What is required: Write out the full listing again, exactly as it stands.

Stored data
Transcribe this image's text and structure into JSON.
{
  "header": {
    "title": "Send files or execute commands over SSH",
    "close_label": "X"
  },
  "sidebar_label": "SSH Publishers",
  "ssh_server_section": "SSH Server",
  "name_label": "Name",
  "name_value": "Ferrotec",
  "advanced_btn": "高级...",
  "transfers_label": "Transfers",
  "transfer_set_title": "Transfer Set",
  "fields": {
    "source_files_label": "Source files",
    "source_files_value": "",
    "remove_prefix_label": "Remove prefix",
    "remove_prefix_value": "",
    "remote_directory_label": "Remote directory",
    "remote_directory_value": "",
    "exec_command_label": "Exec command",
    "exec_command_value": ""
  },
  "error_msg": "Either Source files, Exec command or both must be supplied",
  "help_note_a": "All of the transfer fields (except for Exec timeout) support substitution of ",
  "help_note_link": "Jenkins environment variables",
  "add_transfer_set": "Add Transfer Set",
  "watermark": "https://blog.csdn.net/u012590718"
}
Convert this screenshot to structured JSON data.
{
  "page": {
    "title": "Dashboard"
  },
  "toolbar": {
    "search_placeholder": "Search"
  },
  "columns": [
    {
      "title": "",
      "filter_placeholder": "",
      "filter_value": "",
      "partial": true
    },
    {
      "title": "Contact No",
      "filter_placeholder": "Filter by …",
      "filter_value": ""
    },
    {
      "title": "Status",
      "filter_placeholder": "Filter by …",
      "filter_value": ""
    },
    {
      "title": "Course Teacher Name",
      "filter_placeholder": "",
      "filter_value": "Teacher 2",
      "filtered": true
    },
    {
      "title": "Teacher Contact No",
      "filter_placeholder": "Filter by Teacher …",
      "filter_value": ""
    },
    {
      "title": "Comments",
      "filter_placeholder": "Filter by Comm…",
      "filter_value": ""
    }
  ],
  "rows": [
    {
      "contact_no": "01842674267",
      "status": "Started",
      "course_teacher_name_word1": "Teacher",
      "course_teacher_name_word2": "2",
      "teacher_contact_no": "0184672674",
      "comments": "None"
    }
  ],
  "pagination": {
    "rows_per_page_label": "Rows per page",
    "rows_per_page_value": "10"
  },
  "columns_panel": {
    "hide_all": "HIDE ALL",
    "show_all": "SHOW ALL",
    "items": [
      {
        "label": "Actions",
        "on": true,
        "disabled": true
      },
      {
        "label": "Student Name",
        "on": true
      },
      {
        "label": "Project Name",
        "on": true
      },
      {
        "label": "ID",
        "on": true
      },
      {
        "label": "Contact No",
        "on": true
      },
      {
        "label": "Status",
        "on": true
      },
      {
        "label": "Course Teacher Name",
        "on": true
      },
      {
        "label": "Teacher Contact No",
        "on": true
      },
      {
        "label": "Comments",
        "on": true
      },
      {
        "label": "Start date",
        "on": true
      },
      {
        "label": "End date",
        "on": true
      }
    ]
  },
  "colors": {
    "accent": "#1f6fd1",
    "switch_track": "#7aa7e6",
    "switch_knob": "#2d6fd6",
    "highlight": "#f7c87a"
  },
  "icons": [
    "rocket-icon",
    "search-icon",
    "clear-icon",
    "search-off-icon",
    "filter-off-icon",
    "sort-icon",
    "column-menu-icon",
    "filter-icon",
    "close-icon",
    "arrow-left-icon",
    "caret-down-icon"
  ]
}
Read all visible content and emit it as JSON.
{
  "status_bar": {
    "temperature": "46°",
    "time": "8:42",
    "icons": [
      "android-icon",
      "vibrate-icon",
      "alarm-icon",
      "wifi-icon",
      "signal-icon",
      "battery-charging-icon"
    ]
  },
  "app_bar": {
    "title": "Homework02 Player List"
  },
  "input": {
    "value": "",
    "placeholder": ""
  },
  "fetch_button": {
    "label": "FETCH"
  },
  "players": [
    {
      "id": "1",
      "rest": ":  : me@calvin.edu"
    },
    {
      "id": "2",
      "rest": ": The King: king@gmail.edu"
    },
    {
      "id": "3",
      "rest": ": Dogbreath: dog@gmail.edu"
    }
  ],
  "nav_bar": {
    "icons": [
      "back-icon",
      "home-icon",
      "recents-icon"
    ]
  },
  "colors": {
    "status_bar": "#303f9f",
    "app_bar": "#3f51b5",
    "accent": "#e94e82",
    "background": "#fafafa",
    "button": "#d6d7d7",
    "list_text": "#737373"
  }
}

Worked answer:
Transcribe this image's text and structure into JSON.
{
  "header": {
    "title": "Send files or execute commands over SSH",
    "close_label": "X"
  },
  "sidebar_label": "SSH Publishers",
  "ssh_server_section": "SSH Server",
  "name_label": "Name",
  "name_value": "Ferrotec",
  "advanced_btn": "高级...",
  "transfers_label": "Transfers",
  "transfer_set_title": "Transfer Set",
  "fields": {
    "source_files_label": "Source files",
    "source_files_value": "",
    "remove_prefix_label": "Remove prefix",
    "remove_prefix_value": "",
    "remote_directory_label": "Remote directory",
    "remote_directory_value": "",
    "exec_command_label": "Exec command",
    "exec_command_value": ""
  },
  "error_msg": "Either Source files, Exec command or both must be supplied",
  "help_note_a": "All of the transfer fields (except for Exec timeout) support substitution of ",
  "help_note_link": "Jenkins environment variables",
  "add_transfer_set": "Add Transfer Set",
  "watermark": "https://blog.csdn.net/u012590718"
}
Convert this screenshot to structured JSON data.
{
  "page": {
    "title": "Dashboard"
  },
  "toolbar": {
    "search_placeholder": "Search"
  },
  "columns": [
    {
      "title": "",
      "filter_placeholder": "",
      "filter_value": "",
      "partial": true
    },
    {
      "title": "Contact No",
      "filter_placeholder": "Filter by …",
      "filter_value": ""
    },
    {
      "title": "Status",
      "filter_placeholder": "Filter by …",
      "filter_value": ""
    },
    {
      "title": "Course Teacher Name",
      "filter_placeholder": "",
      "filter_value": "Teacher 2",
      "filtered": true
    },
    {
      "title": "Teacher Contact No",
      "filter_placeholder": "Filter by Teacher …",
      "filter_value": ""
    },
    {
      "title": "Comments",
      "filter_placeholder": "Filter by Comm…",
      "filter_value": ""
    }
  ],
  "rows": [
    {
      "contact_no": "01842674267",
      "status": "Started",
      "course_teacher_name_word1": "Teacher",
      "course_teacher_name_word2": "2",
      "teacher_contact_no": "0184672674",
      "comments": "None"
    }
  ],
  "pagination": {
    "rows_per_page_label": "Rows per page",
    "rows_per_page_value": "10"
  },
  "columns_panel": {
    "hide_all": "HIDE ALL",
    "show_all": "SHOW ALL",
    "items": [
      {
        "label": "Actions",
        "on": true,
        "disabled": true
      },
      {
        "label": "Student Name",
        "on": true
      },
      {
        "label": "Project Name",
        "on": true
      },
      {
        "label": "ID",
        "on": true
      },
      {
        "label": "Contact No",
        "on": true
      },
      {
        "label": "Status",
        "on": true
      },
      {
        "label": "Course Teacher Name",
        "on": true
      },
      {
        "label": "Teacher Contact No",
        "on": true
      },
      {
        "label": "Comments",
        "on": true
      },
      {
        "label": "Start date",
        "on": true
      },
      {
        "label": "End date",
        "on": true
      }
    ]
  },
  "colors": {
    "accent": "#1f6fd1",
    "switch_track": "#7aa7e6",
    "switch_knob": "#2d6fd6",
    "highlight": "#f7c87a"
  },
  "icons": [
    "rocket-icon",
    "search-icon",
    "clear-icon",
    "search-off-icon",
    "filter-off-icon",
    "sort-icon",
    "column-menu-icon",
    "filter-icon",
    "close-icon",
    "arrow-left-icon",
    "caret-down-icon"
  ]
}
Read all visible content and emit it as JSON.
{
  "status_bar": {
    "temperature": "46°",
    "time": "8:42",
    "icons": [
      "android-icon",
      "vibrate-icon",
      "alarm-icon",
      "wifi-icon",
      "signal-icon",
      "battery-charging-icon"
    ]
  },
  "app_bar": {
    "title": "Homework02 Player List"
  },
  "input": {
    "value": "",
    "placeholder": ""
  },
  "fetch_button": {
    "label": "FETCH"
  },
  "players": [
    {
      "id": "1",
      "rest": ":  : me@calvin.edu"
    },
    {
      "id": "2",
      "rest": ": The King: king@gmail.edu"
    },
    {
      "id": "3",
      "rest": ": Dogbreath: dog@gmail.edu"
    }
  ],
  "nav_bar": {
    "icons": [
      "back-icon",
      "home-icon",
      "recents-icon"
    ]
  },
  "colors": {
    "status_bar": "#303f9f",
    "app_bar": "#3f51b5",
    "accent": "#e94e82",
    "background": "#fafafa",
    "button": "#d6d7d7",
    "list_text": "#737373"
  }
}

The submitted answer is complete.